◆ **SHORT TASK**
Gather all lines from the material that contain "header".

◆ **MATERIAL PROVIDED**
========

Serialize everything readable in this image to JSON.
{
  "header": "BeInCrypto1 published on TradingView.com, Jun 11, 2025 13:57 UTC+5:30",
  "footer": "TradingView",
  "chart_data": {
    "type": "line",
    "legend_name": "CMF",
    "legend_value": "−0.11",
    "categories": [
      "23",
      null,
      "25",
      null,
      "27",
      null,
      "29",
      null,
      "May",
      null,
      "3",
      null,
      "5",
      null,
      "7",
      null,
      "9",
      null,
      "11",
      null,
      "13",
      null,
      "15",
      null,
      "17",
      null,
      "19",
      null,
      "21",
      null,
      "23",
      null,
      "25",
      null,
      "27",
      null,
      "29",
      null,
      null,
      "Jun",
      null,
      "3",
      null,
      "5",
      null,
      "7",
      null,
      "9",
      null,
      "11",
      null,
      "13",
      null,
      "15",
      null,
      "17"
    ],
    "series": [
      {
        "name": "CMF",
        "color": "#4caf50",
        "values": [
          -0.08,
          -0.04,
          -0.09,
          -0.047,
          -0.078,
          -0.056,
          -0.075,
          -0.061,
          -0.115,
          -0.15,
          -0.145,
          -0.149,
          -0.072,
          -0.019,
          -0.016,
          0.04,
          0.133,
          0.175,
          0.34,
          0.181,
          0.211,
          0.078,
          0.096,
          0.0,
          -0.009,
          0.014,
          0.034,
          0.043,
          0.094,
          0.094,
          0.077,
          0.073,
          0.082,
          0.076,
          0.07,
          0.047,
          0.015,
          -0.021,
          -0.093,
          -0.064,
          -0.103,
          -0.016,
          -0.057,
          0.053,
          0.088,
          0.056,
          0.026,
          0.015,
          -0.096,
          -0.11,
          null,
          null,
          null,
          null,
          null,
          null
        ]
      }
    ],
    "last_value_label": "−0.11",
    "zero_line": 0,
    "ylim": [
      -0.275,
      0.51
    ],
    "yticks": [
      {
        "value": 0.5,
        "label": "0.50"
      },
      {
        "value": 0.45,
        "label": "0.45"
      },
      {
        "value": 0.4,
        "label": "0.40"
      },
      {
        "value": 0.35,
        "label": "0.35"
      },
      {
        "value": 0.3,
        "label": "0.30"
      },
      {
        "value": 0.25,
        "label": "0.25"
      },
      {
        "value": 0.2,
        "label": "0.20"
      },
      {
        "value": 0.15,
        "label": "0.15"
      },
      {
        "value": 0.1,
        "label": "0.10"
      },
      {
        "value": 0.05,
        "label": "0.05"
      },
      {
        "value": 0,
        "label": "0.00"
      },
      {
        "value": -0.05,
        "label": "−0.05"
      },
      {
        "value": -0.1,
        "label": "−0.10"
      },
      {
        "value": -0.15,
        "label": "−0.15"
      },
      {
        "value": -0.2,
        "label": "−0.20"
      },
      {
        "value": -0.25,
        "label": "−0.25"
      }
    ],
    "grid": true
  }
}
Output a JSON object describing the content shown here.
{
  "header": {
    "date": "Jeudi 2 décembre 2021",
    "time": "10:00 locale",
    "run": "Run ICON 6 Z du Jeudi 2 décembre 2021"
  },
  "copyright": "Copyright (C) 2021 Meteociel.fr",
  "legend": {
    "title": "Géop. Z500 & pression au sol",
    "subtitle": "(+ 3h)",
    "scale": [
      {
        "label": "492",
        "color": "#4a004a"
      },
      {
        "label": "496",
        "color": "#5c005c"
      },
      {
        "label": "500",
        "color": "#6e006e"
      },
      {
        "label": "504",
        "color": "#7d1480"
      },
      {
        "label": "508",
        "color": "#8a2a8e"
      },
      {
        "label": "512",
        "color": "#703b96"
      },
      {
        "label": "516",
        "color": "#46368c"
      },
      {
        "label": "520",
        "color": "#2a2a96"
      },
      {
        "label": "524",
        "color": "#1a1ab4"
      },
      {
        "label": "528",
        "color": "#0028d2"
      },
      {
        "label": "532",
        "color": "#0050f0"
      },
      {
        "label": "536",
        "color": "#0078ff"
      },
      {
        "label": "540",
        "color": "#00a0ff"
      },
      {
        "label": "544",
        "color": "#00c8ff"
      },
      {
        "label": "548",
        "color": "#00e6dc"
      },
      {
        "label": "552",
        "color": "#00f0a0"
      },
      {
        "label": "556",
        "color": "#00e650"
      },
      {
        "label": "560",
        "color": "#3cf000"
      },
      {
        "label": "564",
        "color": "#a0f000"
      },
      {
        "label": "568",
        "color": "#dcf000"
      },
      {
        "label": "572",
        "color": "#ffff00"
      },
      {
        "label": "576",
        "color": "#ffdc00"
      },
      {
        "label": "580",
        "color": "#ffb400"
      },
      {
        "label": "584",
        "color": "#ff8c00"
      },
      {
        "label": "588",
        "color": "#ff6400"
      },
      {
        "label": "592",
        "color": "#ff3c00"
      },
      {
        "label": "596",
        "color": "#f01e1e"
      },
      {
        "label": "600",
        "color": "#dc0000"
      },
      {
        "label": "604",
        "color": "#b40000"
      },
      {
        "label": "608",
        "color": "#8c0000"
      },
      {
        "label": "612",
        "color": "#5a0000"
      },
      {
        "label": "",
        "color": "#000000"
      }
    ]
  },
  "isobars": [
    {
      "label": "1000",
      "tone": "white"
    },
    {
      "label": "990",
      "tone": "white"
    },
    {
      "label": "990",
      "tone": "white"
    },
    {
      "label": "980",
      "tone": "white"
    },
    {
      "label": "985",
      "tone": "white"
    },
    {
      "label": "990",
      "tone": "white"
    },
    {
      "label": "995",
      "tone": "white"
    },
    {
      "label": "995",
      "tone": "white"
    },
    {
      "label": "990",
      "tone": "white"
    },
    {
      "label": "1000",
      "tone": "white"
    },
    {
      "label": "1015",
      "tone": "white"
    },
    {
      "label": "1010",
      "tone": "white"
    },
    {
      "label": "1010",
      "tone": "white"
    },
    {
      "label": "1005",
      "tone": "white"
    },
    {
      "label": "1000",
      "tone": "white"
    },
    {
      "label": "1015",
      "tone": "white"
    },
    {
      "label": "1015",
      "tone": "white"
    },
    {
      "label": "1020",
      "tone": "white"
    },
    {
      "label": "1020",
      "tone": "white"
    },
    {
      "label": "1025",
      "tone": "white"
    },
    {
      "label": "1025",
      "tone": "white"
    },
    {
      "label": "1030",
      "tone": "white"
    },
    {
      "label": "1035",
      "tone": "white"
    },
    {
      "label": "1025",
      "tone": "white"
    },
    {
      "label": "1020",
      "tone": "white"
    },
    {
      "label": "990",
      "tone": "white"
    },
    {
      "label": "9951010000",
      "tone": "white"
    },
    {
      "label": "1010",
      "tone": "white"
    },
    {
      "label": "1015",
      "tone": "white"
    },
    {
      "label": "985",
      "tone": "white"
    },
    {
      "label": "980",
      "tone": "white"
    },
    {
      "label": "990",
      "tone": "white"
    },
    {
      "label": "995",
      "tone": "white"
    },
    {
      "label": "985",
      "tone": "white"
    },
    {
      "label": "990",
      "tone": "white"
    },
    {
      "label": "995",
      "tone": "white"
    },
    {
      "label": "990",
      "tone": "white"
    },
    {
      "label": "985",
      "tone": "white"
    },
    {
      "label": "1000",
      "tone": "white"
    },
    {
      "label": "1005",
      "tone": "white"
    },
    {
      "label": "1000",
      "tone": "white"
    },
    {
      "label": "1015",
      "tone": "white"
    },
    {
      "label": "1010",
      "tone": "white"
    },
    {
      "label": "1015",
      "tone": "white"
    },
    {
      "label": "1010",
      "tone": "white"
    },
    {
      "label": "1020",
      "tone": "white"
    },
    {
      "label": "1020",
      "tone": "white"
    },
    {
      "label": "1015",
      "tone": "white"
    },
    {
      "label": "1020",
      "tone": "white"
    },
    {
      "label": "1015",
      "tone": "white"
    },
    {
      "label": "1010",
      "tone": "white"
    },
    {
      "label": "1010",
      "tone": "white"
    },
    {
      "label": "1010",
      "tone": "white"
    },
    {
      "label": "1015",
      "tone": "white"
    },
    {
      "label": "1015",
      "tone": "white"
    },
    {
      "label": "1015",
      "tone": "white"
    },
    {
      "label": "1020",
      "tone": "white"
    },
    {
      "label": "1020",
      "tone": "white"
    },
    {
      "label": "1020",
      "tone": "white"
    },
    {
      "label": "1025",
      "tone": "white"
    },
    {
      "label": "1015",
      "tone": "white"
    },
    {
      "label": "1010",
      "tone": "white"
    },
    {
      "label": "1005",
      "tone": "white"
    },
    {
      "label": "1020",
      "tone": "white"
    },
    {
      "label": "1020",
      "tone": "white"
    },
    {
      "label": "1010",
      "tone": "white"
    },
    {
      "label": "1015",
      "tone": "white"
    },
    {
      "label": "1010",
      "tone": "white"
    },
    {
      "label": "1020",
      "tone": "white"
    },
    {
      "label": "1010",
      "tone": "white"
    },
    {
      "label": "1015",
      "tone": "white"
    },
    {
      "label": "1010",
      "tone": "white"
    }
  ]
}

========

◆ **EXERCISE RESPONSE**
  "header": "BeInCrypto1 published on TradingView.com, Jun 11, 2025 13:57 UTC+5:30",
  "header": {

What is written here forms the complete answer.